_OBJECTIVE_
Please give the count of lines holding the string "program" and nothing besides.

[begin RECORDS TO PROCESS]

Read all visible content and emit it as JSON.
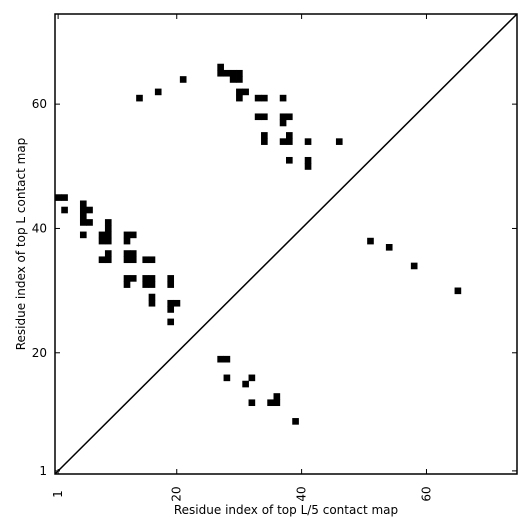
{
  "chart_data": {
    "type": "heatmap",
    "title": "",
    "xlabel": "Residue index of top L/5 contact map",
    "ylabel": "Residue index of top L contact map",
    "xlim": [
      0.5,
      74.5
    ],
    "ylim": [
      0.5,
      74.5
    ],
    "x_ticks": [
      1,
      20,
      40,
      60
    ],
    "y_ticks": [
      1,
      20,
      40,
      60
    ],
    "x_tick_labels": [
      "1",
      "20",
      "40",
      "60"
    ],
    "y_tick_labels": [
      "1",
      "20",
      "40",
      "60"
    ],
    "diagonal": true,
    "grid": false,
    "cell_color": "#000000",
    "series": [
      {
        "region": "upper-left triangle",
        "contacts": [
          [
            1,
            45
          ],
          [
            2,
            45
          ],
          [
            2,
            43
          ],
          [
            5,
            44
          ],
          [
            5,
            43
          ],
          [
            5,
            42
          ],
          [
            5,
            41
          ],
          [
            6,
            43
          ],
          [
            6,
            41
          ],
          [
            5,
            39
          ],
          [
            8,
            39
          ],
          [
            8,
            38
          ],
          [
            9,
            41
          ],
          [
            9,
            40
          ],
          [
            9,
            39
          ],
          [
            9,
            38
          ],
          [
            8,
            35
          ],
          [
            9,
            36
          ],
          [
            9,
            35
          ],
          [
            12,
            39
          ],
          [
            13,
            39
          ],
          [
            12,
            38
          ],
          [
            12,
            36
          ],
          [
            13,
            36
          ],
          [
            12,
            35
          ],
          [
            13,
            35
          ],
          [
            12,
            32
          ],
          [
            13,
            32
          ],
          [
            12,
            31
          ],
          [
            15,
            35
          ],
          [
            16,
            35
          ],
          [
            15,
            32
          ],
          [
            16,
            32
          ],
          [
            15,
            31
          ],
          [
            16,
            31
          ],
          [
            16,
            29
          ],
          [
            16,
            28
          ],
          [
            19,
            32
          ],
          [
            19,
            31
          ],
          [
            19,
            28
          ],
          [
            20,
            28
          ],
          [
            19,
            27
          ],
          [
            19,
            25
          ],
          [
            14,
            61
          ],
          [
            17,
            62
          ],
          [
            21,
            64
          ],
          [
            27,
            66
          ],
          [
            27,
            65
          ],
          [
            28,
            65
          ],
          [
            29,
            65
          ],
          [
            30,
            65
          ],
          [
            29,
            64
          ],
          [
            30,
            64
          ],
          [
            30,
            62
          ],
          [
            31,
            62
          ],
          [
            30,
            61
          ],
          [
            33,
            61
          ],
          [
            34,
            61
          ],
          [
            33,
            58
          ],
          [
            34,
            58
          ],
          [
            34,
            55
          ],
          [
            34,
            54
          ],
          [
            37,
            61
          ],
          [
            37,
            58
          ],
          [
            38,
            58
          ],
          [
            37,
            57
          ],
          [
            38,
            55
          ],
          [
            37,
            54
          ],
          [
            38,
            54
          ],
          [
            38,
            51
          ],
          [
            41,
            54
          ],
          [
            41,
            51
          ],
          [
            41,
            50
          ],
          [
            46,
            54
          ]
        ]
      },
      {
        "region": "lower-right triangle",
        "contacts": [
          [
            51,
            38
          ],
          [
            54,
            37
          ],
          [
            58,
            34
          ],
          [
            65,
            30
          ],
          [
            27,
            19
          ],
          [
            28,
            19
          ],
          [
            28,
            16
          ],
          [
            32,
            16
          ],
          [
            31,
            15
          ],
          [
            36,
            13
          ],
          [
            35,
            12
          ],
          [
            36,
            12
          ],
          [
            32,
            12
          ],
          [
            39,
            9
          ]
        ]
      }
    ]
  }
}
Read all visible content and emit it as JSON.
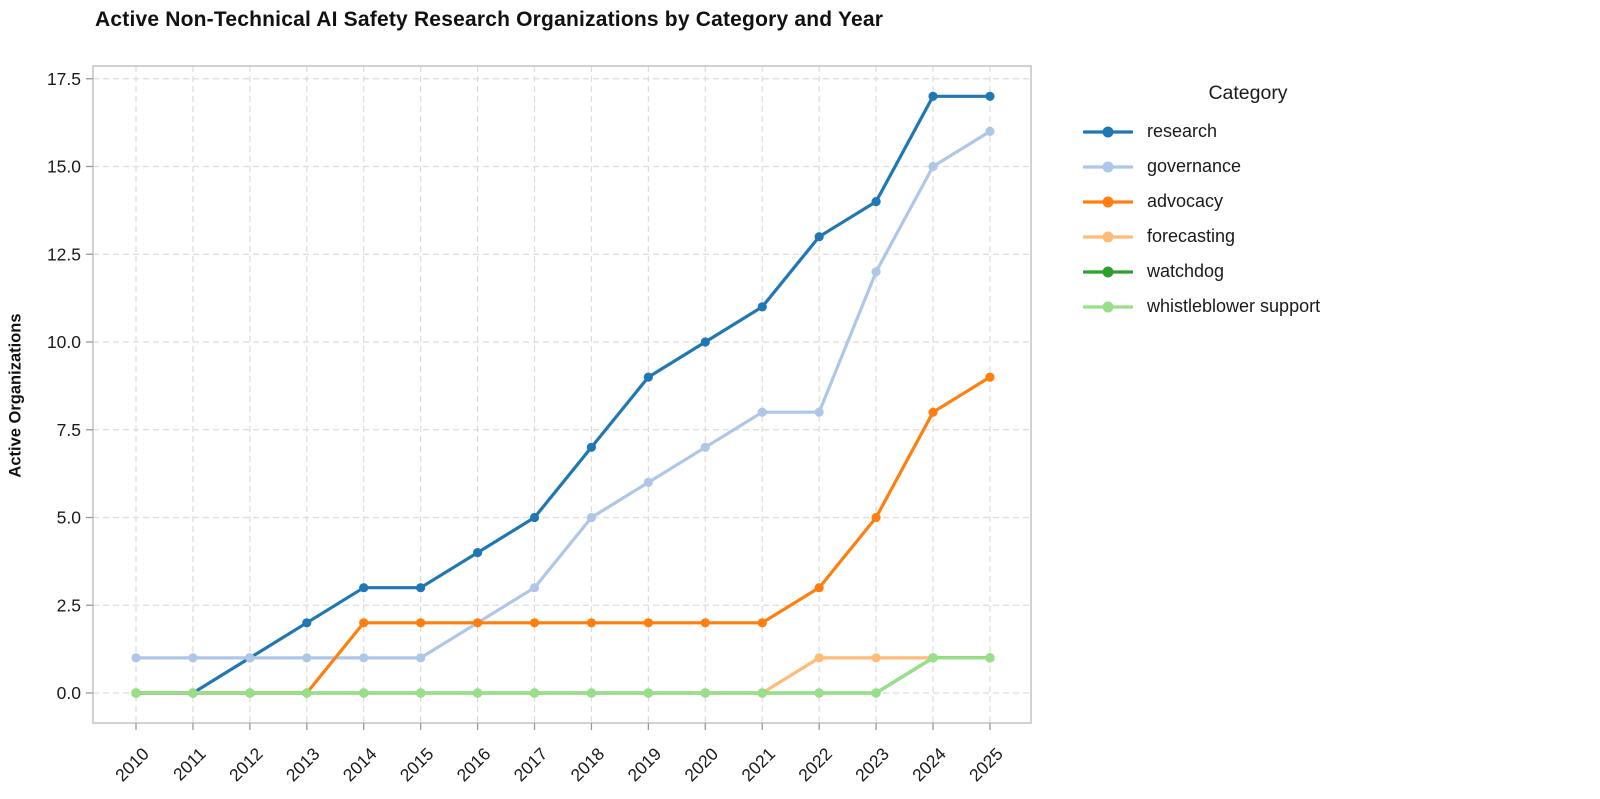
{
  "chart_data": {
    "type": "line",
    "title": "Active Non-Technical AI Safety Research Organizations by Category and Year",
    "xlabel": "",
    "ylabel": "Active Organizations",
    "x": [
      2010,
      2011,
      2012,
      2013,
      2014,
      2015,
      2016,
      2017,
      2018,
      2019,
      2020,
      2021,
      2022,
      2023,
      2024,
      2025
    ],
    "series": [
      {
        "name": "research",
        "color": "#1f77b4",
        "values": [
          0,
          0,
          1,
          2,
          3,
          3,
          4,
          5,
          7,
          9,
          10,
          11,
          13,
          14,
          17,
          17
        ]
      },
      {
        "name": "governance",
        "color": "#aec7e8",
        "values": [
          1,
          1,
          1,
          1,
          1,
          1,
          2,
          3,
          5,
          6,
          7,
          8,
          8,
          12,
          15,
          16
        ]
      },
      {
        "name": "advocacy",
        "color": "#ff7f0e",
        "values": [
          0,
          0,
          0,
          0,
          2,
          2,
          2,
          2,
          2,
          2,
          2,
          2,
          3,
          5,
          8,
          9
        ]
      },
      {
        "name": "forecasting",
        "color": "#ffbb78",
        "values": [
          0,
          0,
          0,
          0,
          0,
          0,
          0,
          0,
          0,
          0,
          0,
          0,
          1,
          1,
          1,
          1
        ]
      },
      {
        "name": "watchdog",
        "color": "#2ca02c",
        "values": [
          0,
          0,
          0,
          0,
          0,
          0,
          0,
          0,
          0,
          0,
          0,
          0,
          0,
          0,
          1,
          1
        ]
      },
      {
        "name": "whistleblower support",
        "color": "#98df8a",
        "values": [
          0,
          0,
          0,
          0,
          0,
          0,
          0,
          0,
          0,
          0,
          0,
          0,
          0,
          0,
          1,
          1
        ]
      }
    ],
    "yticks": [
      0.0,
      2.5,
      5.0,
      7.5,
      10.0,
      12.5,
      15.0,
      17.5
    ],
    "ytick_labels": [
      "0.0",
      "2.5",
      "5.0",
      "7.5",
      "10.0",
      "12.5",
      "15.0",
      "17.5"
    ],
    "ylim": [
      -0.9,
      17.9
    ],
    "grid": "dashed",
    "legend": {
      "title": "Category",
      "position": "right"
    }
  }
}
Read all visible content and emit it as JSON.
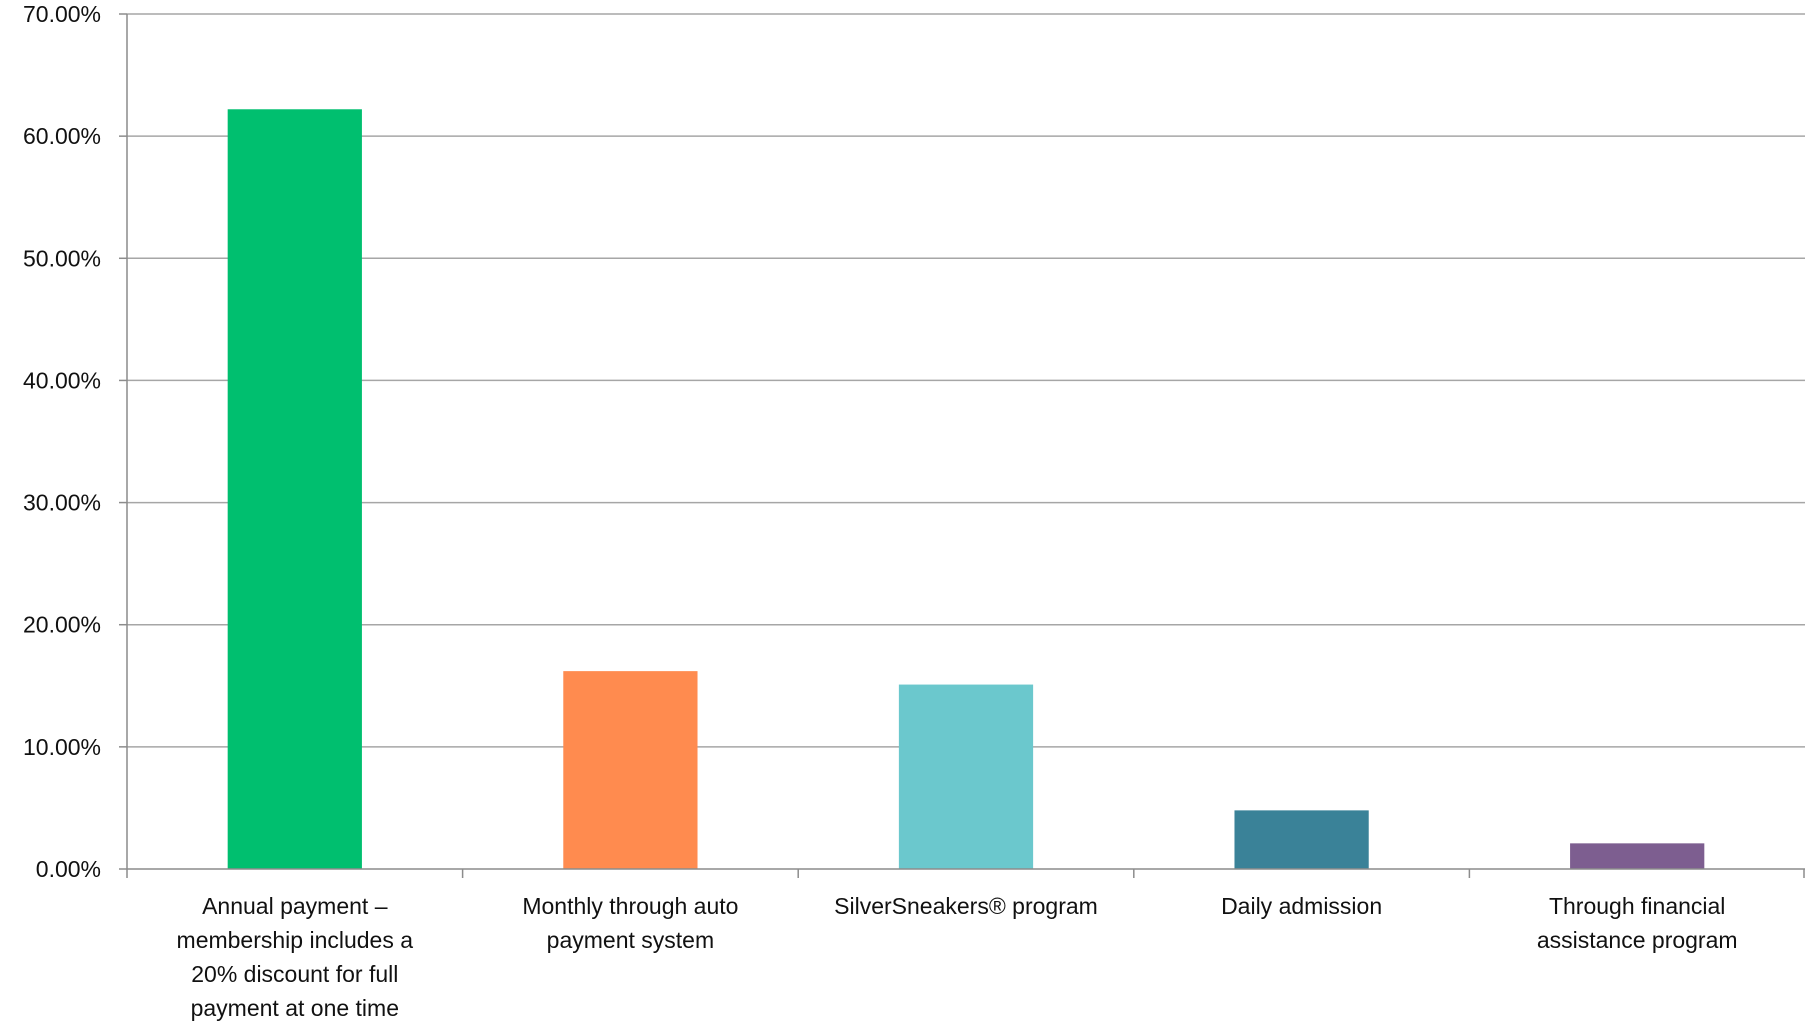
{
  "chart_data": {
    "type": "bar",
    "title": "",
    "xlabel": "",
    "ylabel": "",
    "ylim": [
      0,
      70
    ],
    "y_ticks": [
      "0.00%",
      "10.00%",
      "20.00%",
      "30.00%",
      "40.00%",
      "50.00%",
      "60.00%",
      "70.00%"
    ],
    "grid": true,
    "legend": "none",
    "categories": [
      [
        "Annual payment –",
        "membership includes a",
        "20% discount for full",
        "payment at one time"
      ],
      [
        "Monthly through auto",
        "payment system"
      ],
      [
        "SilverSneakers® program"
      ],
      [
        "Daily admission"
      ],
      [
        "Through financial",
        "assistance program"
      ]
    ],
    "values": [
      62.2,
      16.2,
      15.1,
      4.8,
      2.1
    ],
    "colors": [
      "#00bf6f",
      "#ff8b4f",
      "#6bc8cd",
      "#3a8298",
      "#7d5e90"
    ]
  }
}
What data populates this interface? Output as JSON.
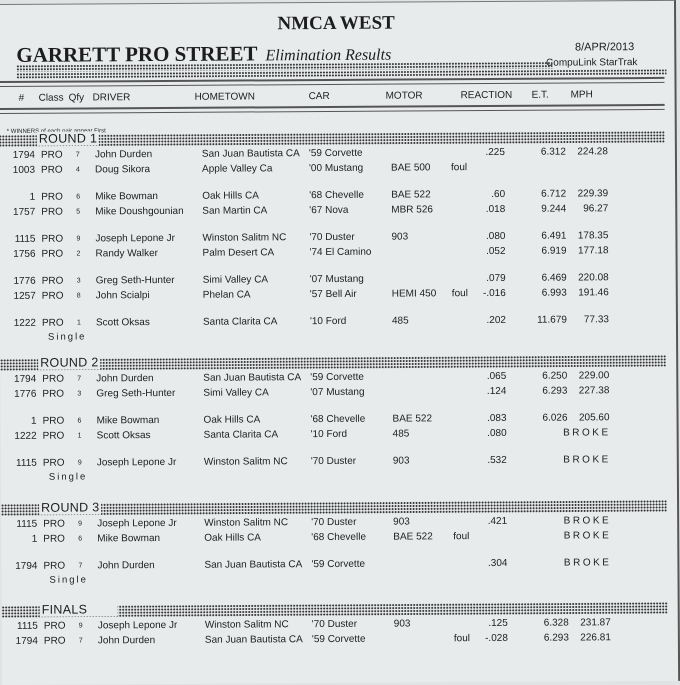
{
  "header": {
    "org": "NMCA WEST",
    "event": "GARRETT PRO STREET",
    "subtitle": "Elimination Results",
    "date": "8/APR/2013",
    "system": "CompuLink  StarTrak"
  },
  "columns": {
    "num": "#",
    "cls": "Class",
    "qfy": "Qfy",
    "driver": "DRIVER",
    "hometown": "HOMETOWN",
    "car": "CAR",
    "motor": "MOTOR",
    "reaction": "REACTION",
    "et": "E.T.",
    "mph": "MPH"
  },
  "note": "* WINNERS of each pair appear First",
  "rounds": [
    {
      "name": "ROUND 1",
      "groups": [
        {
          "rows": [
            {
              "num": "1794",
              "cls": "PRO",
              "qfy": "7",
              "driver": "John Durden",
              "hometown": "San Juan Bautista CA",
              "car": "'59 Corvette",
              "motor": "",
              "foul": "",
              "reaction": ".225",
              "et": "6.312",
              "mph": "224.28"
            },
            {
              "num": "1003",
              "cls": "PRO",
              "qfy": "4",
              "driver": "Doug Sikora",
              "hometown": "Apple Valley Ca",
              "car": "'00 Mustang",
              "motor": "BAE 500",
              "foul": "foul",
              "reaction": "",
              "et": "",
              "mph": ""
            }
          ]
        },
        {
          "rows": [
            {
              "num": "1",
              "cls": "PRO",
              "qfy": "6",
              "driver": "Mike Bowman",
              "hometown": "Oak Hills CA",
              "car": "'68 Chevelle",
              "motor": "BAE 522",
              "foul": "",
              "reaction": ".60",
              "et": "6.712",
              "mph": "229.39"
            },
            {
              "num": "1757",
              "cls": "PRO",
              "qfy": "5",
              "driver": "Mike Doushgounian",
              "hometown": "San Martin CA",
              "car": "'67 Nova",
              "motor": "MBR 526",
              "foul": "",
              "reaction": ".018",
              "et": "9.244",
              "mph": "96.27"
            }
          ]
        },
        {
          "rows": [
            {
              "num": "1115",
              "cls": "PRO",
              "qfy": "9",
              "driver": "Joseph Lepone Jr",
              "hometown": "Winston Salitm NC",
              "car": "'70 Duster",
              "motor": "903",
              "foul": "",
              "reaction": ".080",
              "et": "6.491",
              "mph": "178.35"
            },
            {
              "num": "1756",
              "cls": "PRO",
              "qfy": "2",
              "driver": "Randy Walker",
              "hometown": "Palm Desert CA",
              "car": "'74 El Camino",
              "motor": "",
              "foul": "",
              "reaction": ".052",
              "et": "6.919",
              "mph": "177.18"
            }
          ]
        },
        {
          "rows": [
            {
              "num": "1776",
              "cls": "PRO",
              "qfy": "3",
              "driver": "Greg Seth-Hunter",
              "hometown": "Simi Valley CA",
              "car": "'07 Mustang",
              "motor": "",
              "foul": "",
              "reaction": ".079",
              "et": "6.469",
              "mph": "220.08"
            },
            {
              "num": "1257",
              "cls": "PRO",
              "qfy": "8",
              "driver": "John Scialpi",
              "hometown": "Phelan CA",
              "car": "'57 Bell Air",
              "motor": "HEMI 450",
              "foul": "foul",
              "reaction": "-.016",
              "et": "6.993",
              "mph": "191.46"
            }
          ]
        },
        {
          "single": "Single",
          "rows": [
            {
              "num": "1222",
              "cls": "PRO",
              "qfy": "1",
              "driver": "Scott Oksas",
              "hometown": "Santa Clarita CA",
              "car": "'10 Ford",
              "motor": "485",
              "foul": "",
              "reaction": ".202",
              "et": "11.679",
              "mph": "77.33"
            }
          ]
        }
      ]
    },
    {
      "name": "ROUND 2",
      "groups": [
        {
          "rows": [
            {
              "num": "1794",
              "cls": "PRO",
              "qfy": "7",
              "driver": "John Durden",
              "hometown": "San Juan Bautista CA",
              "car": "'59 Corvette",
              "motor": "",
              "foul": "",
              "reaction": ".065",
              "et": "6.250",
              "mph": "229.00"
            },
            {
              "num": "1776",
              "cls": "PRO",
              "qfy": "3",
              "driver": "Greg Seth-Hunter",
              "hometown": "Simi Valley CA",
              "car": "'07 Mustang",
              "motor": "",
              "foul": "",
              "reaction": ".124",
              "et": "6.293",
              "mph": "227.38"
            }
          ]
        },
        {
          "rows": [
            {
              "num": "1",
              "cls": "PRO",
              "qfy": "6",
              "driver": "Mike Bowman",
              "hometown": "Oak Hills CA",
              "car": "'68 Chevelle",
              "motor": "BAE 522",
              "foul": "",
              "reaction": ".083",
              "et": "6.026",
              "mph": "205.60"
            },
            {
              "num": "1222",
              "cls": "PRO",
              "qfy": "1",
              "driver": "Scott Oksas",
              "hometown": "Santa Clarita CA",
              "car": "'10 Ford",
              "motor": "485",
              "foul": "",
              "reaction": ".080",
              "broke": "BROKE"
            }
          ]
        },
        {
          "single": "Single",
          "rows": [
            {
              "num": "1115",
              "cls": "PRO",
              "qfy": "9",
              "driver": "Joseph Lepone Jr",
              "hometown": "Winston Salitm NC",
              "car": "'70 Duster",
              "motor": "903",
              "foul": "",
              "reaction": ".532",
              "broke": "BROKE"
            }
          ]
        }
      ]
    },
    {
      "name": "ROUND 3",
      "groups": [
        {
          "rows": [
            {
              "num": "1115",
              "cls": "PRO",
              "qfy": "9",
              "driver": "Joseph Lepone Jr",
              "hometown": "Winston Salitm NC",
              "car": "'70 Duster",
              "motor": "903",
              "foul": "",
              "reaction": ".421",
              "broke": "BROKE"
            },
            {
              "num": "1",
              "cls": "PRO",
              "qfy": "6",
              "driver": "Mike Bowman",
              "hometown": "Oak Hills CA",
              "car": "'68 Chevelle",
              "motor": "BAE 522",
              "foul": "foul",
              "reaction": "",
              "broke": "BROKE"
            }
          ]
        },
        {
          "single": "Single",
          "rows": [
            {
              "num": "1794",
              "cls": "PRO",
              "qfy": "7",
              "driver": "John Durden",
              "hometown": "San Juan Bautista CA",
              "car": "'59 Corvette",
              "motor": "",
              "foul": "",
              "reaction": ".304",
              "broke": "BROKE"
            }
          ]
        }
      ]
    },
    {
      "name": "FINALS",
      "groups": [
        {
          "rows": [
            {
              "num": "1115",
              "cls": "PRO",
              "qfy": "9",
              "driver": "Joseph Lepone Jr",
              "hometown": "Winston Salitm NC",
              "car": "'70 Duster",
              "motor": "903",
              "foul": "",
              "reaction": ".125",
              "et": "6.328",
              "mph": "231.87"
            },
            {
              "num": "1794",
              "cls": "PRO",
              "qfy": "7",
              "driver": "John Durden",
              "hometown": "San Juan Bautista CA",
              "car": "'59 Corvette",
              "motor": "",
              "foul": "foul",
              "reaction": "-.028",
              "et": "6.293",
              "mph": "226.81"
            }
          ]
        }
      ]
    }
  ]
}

[end RECORDS TO PROCESS]

_COMPLETE ANSWER_
2